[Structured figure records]
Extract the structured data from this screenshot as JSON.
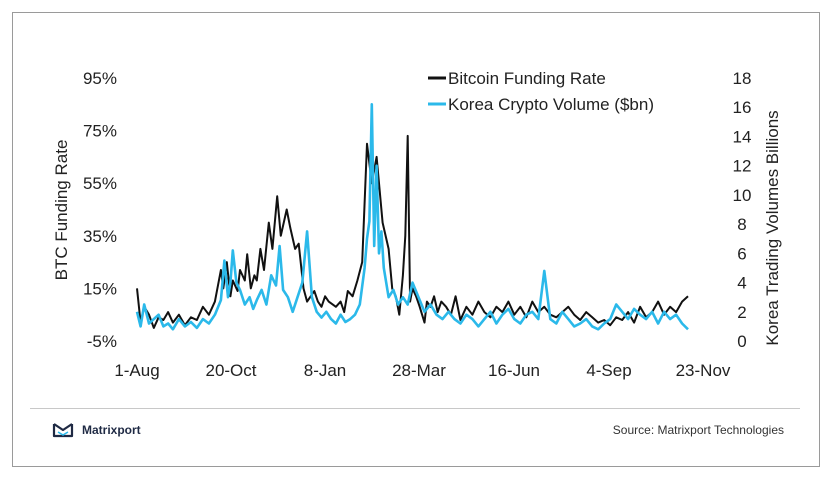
{
  "chart_data": {
    "type": "line",
    "title": "",
    "x_tick_labels": [
      "1-Aug",
      "20-Oct",
      "8-Jan",
      "28-Mar",
      "16-Jun",
      "4-Sep",
      "23-Nov"
    ],
    "left_axis": {
      "label": "BTC Funding Rate",
      "ylim": [
        -5,
        95
      ],
      "tick_labels": [
        "95%",
        "75%",
        "55%",
        "35%",
        "15%",
        "-5%"
      ],
      "tick_values": [
        95,
        75,
        55,
        35,
        15,
        -5
      ]
    },
    "right_axis": {
      "label": "Korea Trading  Volumes Billions",
      "ylim": [
        0,
        18
      ],
      "tick_labels": [
        "18",
        "16",
        "14",
        "12",
        "10",
        "8",
        "6",
        "4",
        "2",
        "0"
      ],
      "tick_values": [
        18,
        16,
        14,
        12,
        10,
        8,
        6,
        4,
        2,
        0
      ]
    },
    "x_range_days": [
      0,
      480
    ],
    "series": [
      {
        "name": "Bitcoin Funding Rate",
        "axis": "left",
        "color": "#111111",
        "x": [
          0,
          3,
          6,
          10,
          14,
          18,
          22,
          26,
          30,
          35,
          40,
          45,
          50,
          55,
          60,
          65,
          70,
          72,
          75,
          78,
          80,
          84,
          86,
          90,
          92,
          95,
          98,
          100,
          103,
          106,
          110,
          113,
          117,
          120,
          125,
          128,
          132,
          135,
          139,
          142,
          145,
          148,
          151,
          154,
          157,
          160,
          163,
          166,
          170,
          173,
          176,
          180,
          184,
          188,
          192,
          196,
          200,
          205,
          210,
          213,
          216,
          219,
          222,
          224,
          226,
          228,
          230,
          233,
          236,
          238,
          240,
          242,
          245,
          248,
          251,
          254,
          258,
          262,
          266,
          270,
          275,
          280,
          285,
          290,
          295,
          300,
          305,
          310,
          315,
          320,
          325,
          330,
          335,
          340,
          345,
          350,
          355,
          360,
          365,
          370,
          375,
          380,
          385,
          390,
          395,
          400,
          405,
          410,
          415,
          420,
          425,
          430,
          435,
          440,
          445,
          450,
          455,
          460
        ],
        "y": [
          15,
          2,
          8,
          5,
          0,
          4,
          3,
          6,
          2,
          5,
          1,
          4,
          3,
          8,
          5,
          10,
          22,
          15,
          25,
          12,
          18,
          14,
          22,
          18,
          28,
          15,
          20,
          18,
          30,
          22,
          40,
          30,
          50,
          35,
          45,
          38,
          30,
          32,
          15,
          10,
          12,
          14,
          10,
          8,
          12,
          10,
          9,
          8,
          10,
          6,
          14,
          12,
          18,
          25,
          70,
          55,
          65,
          40,
          30,
          15,
          12,
          5,
          20,
          35,
          73,
          10,
          15,
          12,
          8,
          5,
          2,
          10,
          8,
          12,
          6,
          10,
          8,
          5,
          12,
          3,
          8,
          5,
          10,
          6,
          4,
          8,
          6,
          10,
          5,
          8,
          4,
          10,
          6,
          8,
          5,
          4,
          6,
          8,
          5,
          3,
          6,
          4,
          2,
          3,
          1,
          4,
          3,
          6,
          2,
          8,
          4,
          6,
          10,
          5,
          8,
          6,
          10,
          12
        ]
      },
      {
        "name": "Korea Crypto Volume ($bn)",
        "axis": "right",
        "color": "#2bb9ea",
        "x": [
          0,
          3,
          6,
          10,
          14,
          18,
          22,
          26,
          30,
          35,
          40,
          45,
          50,
          55,
          60,
          65,
          70,
          73,
          76,
          78,
          80,
          83,
          86,
          90,
          94,
          97,
          100,
          104,
          108,
          112,
          116,
          119,
          122,
          126,
          130,
          134,
          138,
          142,
          146,
          150,
          154,
          158,
          162,
          166,
          170,
          174,
          178,
          182,
          186,
          190,
          192,
          194,
          196,
          198,
          200,
          202,
          204,
          206,
          210,
          214,
          218,
          222,
          226,
          230,
          235,
          240,
          245,
          250,
          255,
          260,
          265,
          270,
          275,
          280,
          285,
          290,
          295,
          300,
          305,
          310,
          315,
          320,
          325,
          330,
          335,
          340,
          345,
          350,
          355,
          360,
          365,
          370,
          375,
          380,
          385,
          390,
          395,
          400,
          405,
          410,
          415,
          420,
          425,
          430,
          435,
          440,
          445,
          450,
          455,
          460
        ],
        "y": [
          2,
          1,
          2.5,
          1.2,
          1.5,
          1.8,
          1,
          1.2,
          0.8,
          1.5,
          1,
          1.3,
          0.9,
          1.5,
          1.2,
          1.8,
          2.8,
          5.5,
          3,
          4,
          6.2,
          4,
          3.5,
          2.5,
          3,
          2.2,
          2.8,
          3.5,
          2.5,
          4.5,
          3.8,
          6.5,
          3.5,
          3,
          2,
          3,
          4,
          7.5,
          3,
          2,
          1.6,
          2,
          1.5,
          1.2,
          1.8,
          1.3,
          1.5,
          1.8,
          2.5,
          5,
          7,
          8.2,
          16.2,
          6.5,
          12,
          6,
          7.5,
          5,
          3,
          3.5,
          2.5,
          3,
          2.5,
          4,
          3,
          2,
          2.5,
          1.8,
          1.5,
          2,
          1.5,
          1.2,
          1.8,
          1.5,
          1,
          1.5,
          2,
          1.2,
          1.8,
          2.2,
          1.5,
          1.2,
          1.8,
          2,
          1.5,
          4.8,
          1.5,
          1.2,
          2,
          1.5,
          1,
          1.2,
          1.5,
          1,
          0.8,
          1.2,
          1.5,
          2.5,
          2,
          1.5,
          2.2,
          1.8,
          1.5,
          2,
          1.2,
          2,
          1.5,
          1.8,
          1.2,
          0.8
        ]
      }
    ]
  },
  "legend": {
    "funding_label": "Bitcoin Funding Rate",
    "volume_label": "Korea Crypto Volume ($bn)"
  },
  "footer": {
    "brand": "Matrixport",
    "source": "Source: Matrixport Technologies"
  },
  "colors": {
    "funding": "#111111",
    "volume": "#2bb9ea",
    "brand": "#1f2a44"
  }
}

[Exercise details]: Copy each line exactly, and leave the pictures out of your copy.

[Complete answer]:
Extract the structured data from this screenshot as JSON.
{
  "chart_data": {
    "type": "line",
    "title": "",
    "x_tick_labels": [
      "1-Aug",
      "20-Oct",
      "8-Jan",
      "28-Mar",
      "16-Jun",
      "4-Sep",
      "23-Nov"
    ],
    "left_axis": {
      "label": "BTC Funding Rate",
      "ylim": [
        -5,
        95
      ],
      "tick_labels": [
        "95%",
        "75%",
        "55%",
        "35%",
        "15%",
        "-5%"
      ],
      "tick_values": [
        95,
        75,
        55,
        35,
        15,
        -5
      ]
    },
    "right_axis": {
      "label": "Korea Trading  Volumes Billions",
      "ylim": [
        0,
        18
      ],
      "tick_labels": [
        "18",
        "16",
        "14",
        "12",
        "10",
        "8",
        "6",
        "4",
        "2",
        "0"
      ],
      "tick_values": [
        18,
        16,
        14,
        12,
        10,
        8,
        6,
        4,
        2,
        0
      ]
    },
    "x_range_days": [
      0,
      480
    ],
    "series": [
      {
        "name": "Bitcoin Funding Rate",
        "axis": "left",
        "color": "#111111",
        "x": [
          0,
          3,
          6,
          10,
          14,
          18,
          22,
          26,
          30,
          35,
          40,
          45,
          50,
          55,
          60,
          65,
          70,
          72,
          75,
          78,
          80,
          84,
          86,
          90,
          92,
          95,
          98,
          100,
          103,
          106,
          110,
          113,
          117,
          120,
          125,
          128,
          132,
          135,
          139,
          142,
          145,
          148,
          151,
          154,
          157,
          160,
          163,
          166,
          170,
          173,
          176,
          180,
          184,
          188,
          192,
          196,
          200,
          205,
          210,
          213,
          216,
          219,
          222,
          224,
          226,
          228,
          230,
          233,
          236,
          238,
          240,
          242,
          245,
          248,
          251,
          254,
          258,
          262,
          266,
          270,
          275,
          280,
          285,
          290,
          295,
          300,
          305,
          310,
          315,
          320,
          325,
          330,
          335,
          340,
          345,
          350,
          355,
          360,
          365,
          370,
          375,
          380,
          385,
          390,
          395,
          400,
          405,
          410,
          415,
          420,
          425,
          430,
          435,
          440,
          445,
          450,
          455,
          460
        ],
        "y": [
          15,
          2,
          8,
          5,
          0,
          4,
          3,
          6,
          2,
          5,
          1,
          4,
          3,
          8,
          5,
          10,
          22,
          15,
          25,
          12,
          18,
          14,
          22,
          18,
          28,
          15,
          20,
          18,
          30,
          22,
          40,
          30,
          50,
          35,
          45,
          38,
          30,
          32,
          15,
          10,
          12,
          14,
          10,
          8,
          12,
          10,
          9,
          8,
          10,
          6,
          14,
          12,
          18,
          25,
          70,
          55,
          65,
          40,
          30,
          15,
          12,
          5,
          20,
          35,
          73,
          10,
          15,
          12,
          8,
          5,
          2,
          10,
          8,
          12,
          6,
          10,
          8,
          5,
          12,
          3,
          8,
          5,
          10,
          6,
          4,
          8,
          6,
          10,
          5,
          8,
          4,
          10,
          6,
          8,
          5,
          4,
          6,
          8,
          5,
          3,
          6,
          4,
          2,
          3,
          1,
          4,
          3,
          6,
          2,
          8,
          4,
          6,
          10,
          5,
          8,
          6,
          10,
          12
        ]
      },
      {
        "name": "Korea Crypto Volume ($bn)",
        "axis": "right",
        "color": "#2bb9ea",
        "x": [
          0,
          3,
          6,
          10,
          14,
          18,
          22,
          26,
          30,
          35,
          40,
          45,
          50,
          55,
          60,
          65,
          70,
          73,
          76,
          78,
          80,
          83,
          86,
          90,
          94,
          97,
          100,
          104,
          108,
          112,
          116,
          119,
          122,
          126,
          130,
          134,
          138,
          142,
          146,
          150,
          154,
          158,
          162,
          166,
          170,
          174,
          178,
          182,
          186,
          190,
          192,
          194,
          196,
          198,
          200,
          202,
          204,
          206,
          210,
          214,
          218,
          222,
          226,
          230,
          235,
          240,
          245,
          250,
          255,
          260,
          265,
          270,
          275,
          280,
          285,
          290,
          295,
          300,
          305,
          310,
          315,
          320,
          325,
          330,
          335,
          340,
          345,
          350,
          355,
          360,
          365,
          370,
          375,
          380,
          385,
          390,
          395,
          400,
          405,
          410,
          415,
          420,
          425,
          430,
          435,
          440,
          445,
          450,
          455,
          460
        ],
        "y": [
          2,
          1,
          2.5,
          1.2,
          1.5,
          1.8,
          1,
          1.2,
          0.8,
          1.5,
          1,
          1.3,
          0.9,
          1.5,
          1.2,
          1.8,
          2.8,
          5.5,
          3,
          4,
          6.2,
          4,
          3.5,
          2.5,
          3,
          2.2,
          2.8,
          3.5,
          2.5,
          4.5,
          3.8,
          6.5,
          3.5,
          3,
          2,
          3,
          4,
          7.5,
          3,
          2,
          1.6,
          2,
          1.5,
          1.2,
          1.8,
          1.3,
          1.5,
          1.8,
          2.5,
          5,
          7,
          8.2,
          16.2,
          6.5,
          12,
          6,
          7.5,
          5,
          3,
          3.5,
          2.5,
          3,
          2.5,
          4,
          3,
          2,
          2.5,
          1.8,
          1.5,
          2,
          1.5,
          1.2,
          1.8,
          1.5,
          1,
          1.5,
          2,
          1.2,
          1.8,
          2.2,
          1.5,
          1.2,
          1.8,
          2,
          1.5,
          4.8,
          1.5,
          1.2,
          2,
          1.5,
          1,
          1.2,
          1.5,
          1,
          0.8,
          1.2,
          1.5,
          2.5,
          2,
          1.5,
          2.2,
          1.8,
          1.5,
          2,
          1.2,
          2,
          1.5,
          1.8,
          1.2,
          0.8
        ]
      }
    ]
  },
  "legend": {
    "funding_label": "Bitcoin Funding Rate",
    "volume_label": "Korea Crypto Volume ($bn)"
  },
  "footer": {
    "brand": "Matrixport",
    "source": "Source: Matrixport Technologies"
  },
  "colors": {
    "funding": "#111111",
    "volume": "#2bb9ea",
    "brand": "#1f2a44"
  }
}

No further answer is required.